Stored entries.
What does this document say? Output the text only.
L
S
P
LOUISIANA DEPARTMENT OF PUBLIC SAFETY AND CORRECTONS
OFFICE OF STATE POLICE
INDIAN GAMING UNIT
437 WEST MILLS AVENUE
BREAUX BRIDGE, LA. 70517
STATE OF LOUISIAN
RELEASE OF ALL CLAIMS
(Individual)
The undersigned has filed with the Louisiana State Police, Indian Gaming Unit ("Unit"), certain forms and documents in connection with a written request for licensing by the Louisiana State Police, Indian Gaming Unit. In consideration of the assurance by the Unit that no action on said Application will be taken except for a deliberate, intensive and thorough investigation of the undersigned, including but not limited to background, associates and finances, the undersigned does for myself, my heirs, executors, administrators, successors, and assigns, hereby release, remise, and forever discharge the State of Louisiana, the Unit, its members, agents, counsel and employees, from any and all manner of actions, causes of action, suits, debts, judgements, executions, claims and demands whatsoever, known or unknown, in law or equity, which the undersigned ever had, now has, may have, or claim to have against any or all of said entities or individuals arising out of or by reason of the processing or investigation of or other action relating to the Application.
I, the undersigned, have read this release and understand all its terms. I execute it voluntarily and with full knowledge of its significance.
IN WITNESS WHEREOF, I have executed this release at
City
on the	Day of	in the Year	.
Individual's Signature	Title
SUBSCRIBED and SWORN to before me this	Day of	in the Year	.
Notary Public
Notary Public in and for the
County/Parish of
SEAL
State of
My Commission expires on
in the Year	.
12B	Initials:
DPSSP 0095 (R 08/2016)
==
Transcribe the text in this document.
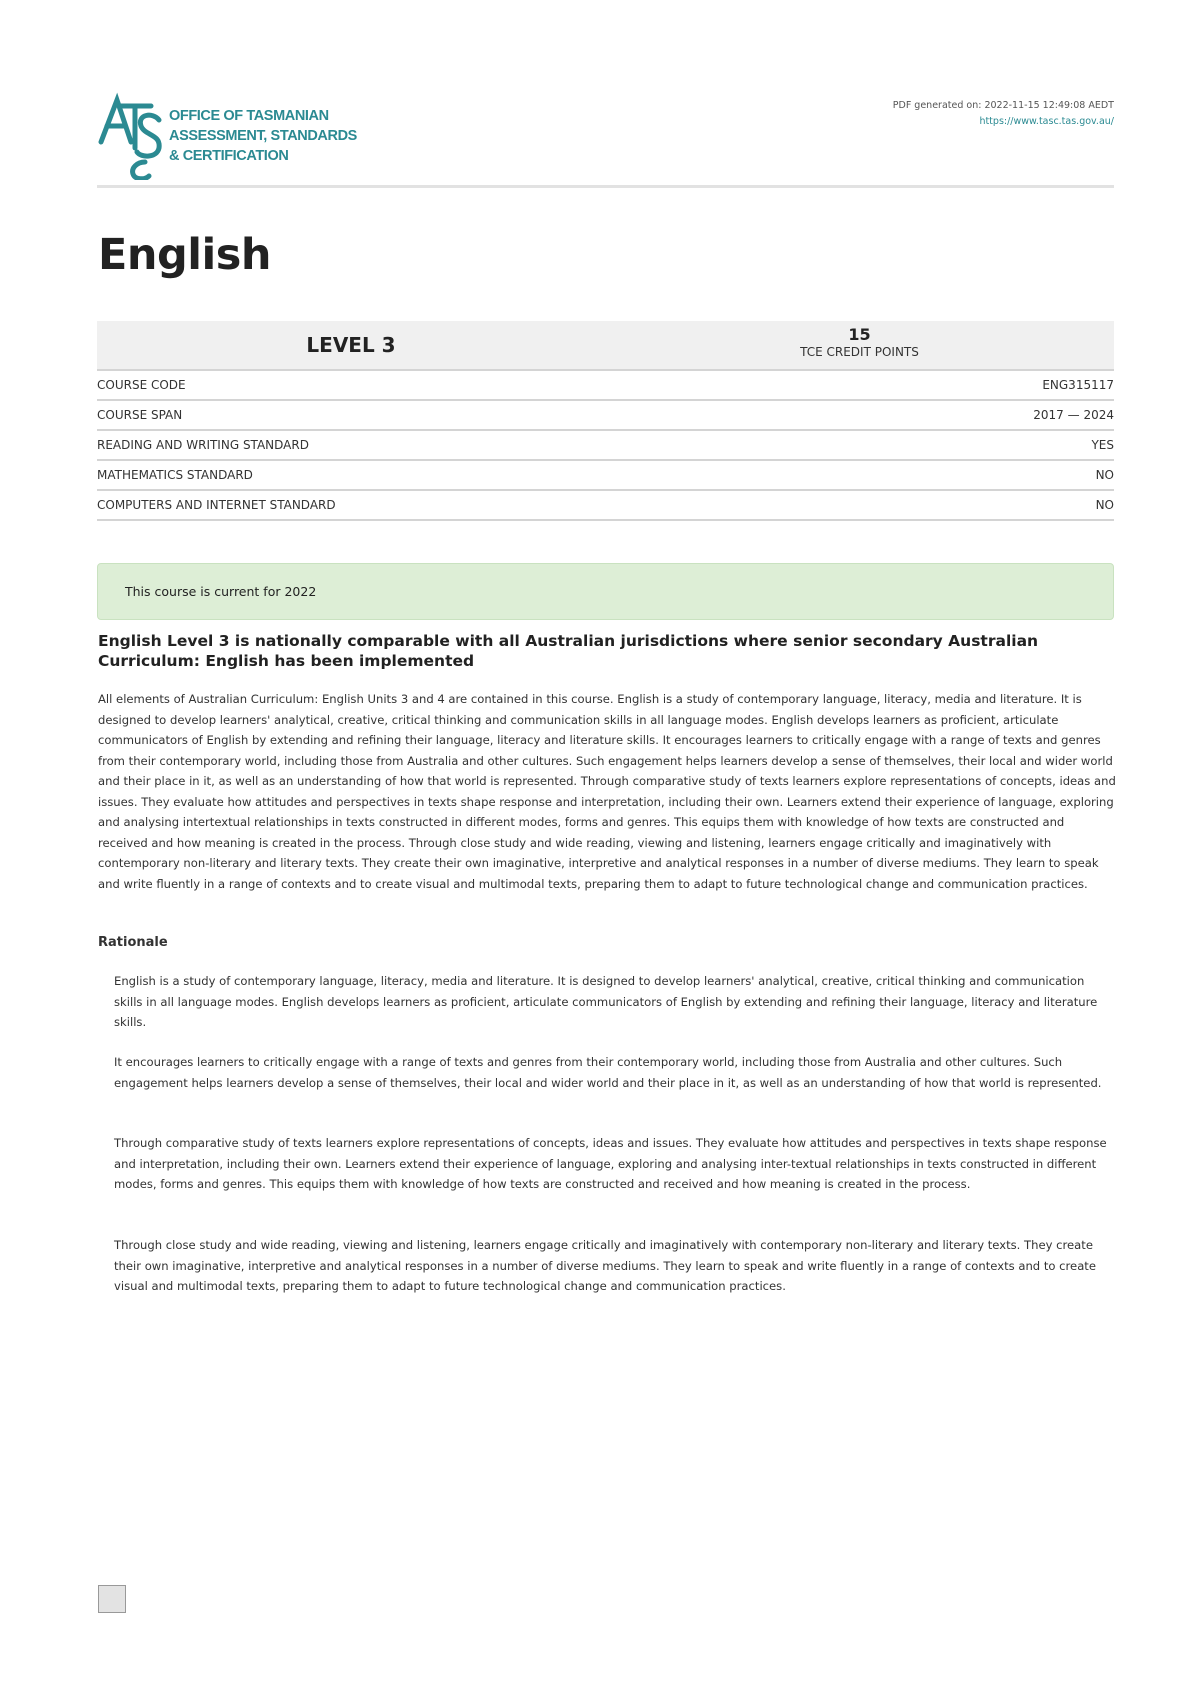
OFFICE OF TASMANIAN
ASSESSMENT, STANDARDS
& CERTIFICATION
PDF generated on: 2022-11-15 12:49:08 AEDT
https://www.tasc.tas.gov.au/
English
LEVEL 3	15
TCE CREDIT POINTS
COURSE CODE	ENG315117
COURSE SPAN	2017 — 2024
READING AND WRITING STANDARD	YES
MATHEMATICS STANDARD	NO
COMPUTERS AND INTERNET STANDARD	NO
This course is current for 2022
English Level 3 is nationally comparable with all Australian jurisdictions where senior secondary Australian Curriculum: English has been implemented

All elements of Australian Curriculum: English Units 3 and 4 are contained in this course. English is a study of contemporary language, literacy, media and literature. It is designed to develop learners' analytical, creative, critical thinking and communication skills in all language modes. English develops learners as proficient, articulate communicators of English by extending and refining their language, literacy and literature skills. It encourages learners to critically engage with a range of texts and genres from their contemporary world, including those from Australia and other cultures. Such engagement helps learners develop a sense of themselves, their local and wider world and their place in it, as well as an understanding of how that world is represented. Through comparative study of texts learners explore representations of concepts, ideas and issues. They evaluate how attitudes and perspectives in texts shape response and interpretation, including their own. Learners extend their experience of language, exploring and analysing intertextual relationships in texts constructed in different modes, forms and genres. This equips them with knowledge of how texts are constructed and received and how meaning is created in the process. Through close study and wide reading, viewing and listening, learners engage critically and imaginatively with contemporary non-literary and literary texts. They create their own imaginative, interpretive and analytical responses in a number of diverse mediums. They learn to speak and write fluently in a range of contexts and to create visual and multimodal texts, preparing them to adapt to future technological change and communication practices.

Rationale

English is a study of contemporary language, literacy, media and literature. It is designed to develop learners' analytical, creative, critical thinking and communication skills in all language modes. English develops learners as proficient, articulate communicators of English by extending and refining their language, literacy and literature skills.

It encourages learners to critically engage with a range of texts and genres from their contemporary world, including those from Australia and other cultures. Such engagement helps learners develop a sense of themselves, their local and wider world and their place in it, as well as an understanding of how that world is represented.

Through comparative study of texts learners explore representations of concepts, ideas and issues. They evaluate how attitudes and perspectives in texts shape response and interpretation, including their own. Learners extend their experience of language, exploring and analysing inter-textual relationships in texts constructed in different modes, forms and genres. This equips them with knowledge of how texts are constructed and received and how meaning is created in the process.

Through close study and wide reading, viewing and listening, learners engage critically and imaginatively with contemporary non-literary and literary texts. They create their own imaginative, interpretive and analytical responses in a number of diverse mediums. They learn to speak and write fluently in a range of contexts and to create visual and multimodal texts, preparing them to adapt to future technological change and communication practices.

AIM OF THE TASK. Which lines hold the word "Notary"? Copy each of them from the records.

EXERCISE RESPONSE.
Notary Public
Notary Public in and for the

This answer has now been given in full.